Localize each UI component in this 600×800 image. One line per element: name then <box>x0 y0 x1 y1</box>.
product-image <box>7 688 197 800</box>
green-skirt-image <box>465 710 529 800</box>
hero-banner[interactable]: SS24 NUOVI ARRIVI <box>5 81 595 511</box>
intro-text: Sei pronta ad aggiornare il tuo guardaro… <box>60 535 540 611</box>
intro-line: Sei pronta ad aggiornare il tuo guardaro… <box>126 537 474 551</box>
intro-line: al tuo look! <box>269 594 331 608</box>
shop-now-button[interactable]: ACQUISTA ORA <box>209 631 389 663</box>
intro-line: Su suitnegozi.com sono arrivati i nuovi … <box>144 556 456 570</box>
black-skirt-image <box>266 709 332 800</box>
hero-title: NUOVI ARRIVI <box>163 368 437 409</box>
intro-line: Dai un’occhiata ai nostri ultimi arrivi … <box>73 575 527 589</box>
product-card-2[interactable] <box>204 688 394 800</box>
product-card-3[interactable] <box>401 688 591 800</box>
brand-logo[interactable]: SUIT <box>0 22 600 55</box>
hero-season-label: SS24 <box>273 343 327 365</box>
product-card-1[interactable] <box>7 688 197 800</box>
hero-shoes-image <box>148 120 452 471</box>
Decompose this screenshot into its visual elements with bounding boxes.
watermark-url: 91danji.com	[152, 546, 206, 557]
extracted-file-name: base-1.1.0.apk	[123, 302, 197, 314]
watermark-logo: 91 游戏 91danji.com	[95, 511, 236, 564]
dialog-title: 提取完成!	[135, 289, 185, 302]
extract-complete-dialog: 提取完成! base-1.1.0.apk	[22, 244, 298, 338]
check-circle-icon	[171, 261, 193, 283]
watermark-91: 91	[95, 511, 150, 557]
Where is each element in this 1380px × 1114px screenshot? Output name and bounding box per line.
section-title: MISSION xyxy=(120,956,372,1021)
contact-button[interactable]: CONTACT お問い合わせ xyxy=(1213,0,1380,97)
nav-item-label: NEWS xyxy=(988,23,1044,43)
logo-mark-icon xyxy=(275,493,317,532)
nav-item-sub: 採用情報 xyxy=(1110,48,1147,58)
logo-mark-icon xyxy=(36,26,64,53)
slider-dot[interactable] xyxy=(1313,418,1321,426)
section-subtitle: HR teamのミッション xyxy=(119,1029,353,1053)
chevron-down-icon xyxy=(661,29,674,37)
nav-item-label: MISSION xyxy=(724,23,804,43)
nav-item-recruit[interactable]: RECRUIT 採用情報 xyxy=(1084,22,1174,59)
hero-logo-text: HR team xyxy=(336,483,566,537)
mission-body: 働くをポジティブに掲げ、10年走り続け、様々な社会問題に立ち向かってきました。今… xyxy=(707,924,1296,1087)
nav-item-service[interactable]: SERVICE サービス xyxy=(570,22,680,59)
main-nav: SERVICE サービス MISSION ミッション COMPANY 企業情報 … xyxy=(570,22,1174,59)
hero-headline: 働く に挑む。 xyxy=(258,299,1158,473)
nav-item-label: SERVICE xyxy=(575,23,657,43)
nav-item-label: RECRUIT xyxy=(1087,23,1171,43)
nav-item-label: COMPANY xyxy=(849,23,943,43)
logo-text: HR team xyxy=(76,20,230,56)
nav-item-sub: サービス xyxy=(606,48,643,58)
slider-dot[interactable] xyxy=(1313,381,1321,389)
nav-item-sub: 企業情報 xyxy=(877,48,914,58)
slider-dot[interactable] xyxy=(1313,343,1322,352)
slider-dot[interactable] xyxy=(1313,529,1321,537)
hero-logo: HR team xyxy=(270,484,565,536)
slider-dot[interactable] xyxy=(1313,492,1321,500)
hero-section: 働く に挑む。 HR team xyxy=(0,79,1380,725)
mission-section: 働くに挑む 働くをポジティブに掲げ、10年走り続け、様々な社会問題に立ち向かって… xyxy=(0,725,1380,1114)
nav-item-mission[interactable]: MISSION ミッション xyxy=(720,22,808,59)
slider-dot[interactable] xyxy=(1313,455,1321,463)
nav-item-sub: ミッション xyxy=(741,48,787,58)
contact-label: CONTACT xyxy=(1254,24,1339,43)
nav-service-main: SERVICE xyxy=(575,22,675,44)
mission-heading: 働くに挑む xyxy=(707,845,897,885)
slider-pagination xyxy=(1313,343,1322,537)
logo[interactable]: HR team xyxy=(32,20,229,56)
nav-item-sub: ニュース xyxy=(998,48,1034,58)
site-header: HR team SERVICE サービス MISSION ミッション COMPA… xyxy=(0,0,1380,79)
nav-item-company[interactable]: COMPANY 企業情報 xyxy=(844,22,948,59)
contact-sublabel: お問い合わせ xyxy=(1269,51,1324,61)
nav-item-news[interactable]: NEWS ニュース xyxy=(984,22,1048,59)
══════════
Rewrite every line of the items, replacing "slider-dot" with "pagination-dot" wherever it occurs and leaving everything else unchanged.

Localize each UI component in this 600×800 image. One line per element: name then <box>x0 y0 x1 y1</box>.
product-image <box>7 688 197 800</box>
green-skirt-image <box>465 710 529 800</box>
hero-banner[interactable]: SS24 NUOVI ARRIVI <box>5 81 595 511</box>
intro-text: Sei pronta ad aggiornare il tuo guardaro… <box>60 535 540 611</box>
intro-line: Sei pronta ad aggiornare il tuo guardaro… <box>126 537 474 551</box>
intro-line: al tuo look! <box>269 594 331 608</box>
shop-now-button[interactable]: ACQUISTA ORA <box>209 631 389 663</box>
intro-line: Su suitnegozi.com sono arrivati i nuovi … <box>144 556 456 570</box>
black-skirt-image <box>266 709 332 800</box>
hero-title: NUOVI ARRIVI <box>163 368 437 409</box>
intro-line: Dai un’occhiata ai nostri ultimi arrivi … <box>73 575 527 589</box>
product-card-2[interactable] <box>204 688 394 800</box>
product-card-3[interactable] <box>401 688 591 800</box>
brand-logo[interactable]: SUIT <box>0 22 600 55</box>
hero-season-label: SS24 <box>273 343 327 365</box>
product-card-1[interactable] <box>7 688 197 800</box>
hero-shoes-image <box>148 120 452 471</box>
Decompose this screenshot into its visual elements with bounding boxes.
watermark-url: 91danji.com	[152, 546, 206, 557]
extracted-file-name: base-1.1.0.apk	[123, 302, 197, 314]
watermark-logo: 91 游戏 91danji.com	[95, 511, 236, 564]
dialog-title: 提取完成!	[135, 289, 185, 302]
extract-complete-dialog: 提取完成! base-1.1.0.apk	[22, 244, 298, 338]
check-circle-icon	[171, 261, 193, 283]
watermark-91: 91	[95, 511, 150, 557]
Where is each element in this 1380px × 1114px screenshot? Output name and bounding box per line.
section-title: MISSION xyxy=(120,956,372,1021)
contact-button[interactable]: CONTACT お問い合わせ xyxy=(1213,0,1380,97)
nav-item-label: NEWS xyxy=(988,23,1044,43)
logo-mark-icon xyxy=(275,493,317,532)
nav-item-sub: 採用情報 xyxy=(1110,48,1147,58)
logo-mark-icon xyxy=(36,26,64,53)
pagination-dot[interactable] xyxy=(1313,418,1321,426)
section-subtitle: HR teamのミッション xyxy=(119,1029,353,1053)
chevron-down-icon xyxy=(661,29,674,37)
nav-item-label: MISSION xyxy=(724,23,804,43)
nav-item-recruit[interactable]: RECRUIT 採用情報 xyxy=(1084,22,1174,59)
hero-logo-text: HR team xyxy=(336,483,566,537)
mission-body: 働くをポジティブに掲げ、10年走り続け、様々な社会問題に立ち向かってきました。今… xyxy=(707,924,1296,1087)
nav-item-service[interactable]: SERVICE サービス xyxy=(570,22,680,59)
main-nav: SERVICE サービス MISSION ミッション COMPANY 企業情報 … xyxy=(570,22,1174,59)
hero-headline: 働く に挑む。 xyxy=(258,299,1158,473)
nav-item-label: SERVICE xyxy=(575,23,657,43)
nav-item-label: RECRUIT xyxy=(1087,23,1171,43)
nav-item-label: COMPANY xyxy=(849,23,943,43)
logo-text: HR team xyxy=(76,20,230,56)
nav-item-sub: サービス xyxy=(606,48,643,58)
pagination-dot[interactable] xyxy=(1313,381,1321,389)
nav-item-sub: 企業情報 xyxy=(877,48,914,58)
pagination-dot[interactable] xyxy=(1313,343,1322,352)
pagination-dot[interactable] xyxy=(1313,529,1321,537)
hero-logo: HR team xyxy=(270,484,565,536)
pagination-dot[interactable] xyxy=(1313,492,1321,500)
hero-section: 働く に挑む。 HR team xyxy=(0,79,1380,725)
mission-section: 働くに挑む 働くをポジティブに掲げ、10年走り続け、様々な社会問題に立ち向かって… xyxy=(0,725,1380,1114)
nav-item-mission[interactable]: MISSION ミッション xyxy=(720,22,808,59)
pagination-dot[interactable] xyxy=(1313,455,1321,463)
nav-item-sub: ミッション xyxy=(741,48,787,58)
contact-label: CONTACT xyxy=(1254,24,1339,43)
nav-service-main: SERVICE xyxy=(575,22,675,44)
mission-heading: 働くに挑む xyxy=(707,845,897,885)
slider-pagination xyxy=(1313,343,1322,537)
logo[interactable]: HR team xyxy=(32,20,229,56)
nav-item-sub: ニュース xyxy=(998,48,1034,58)
site-header: HR team SERVICE サービス MISSION ミッション COMPA… xyxy=(0,0,1380,79)
nav-item-company[interactable]: COMPANY 企業情報 xyxy=(844,22,948,59)
contact-sublabel: お問い合わせ xyxy=(1269,51,1324,61)
nav-item-news[interactable]: NEWS ニュース xyxy=(984,22,1048,59)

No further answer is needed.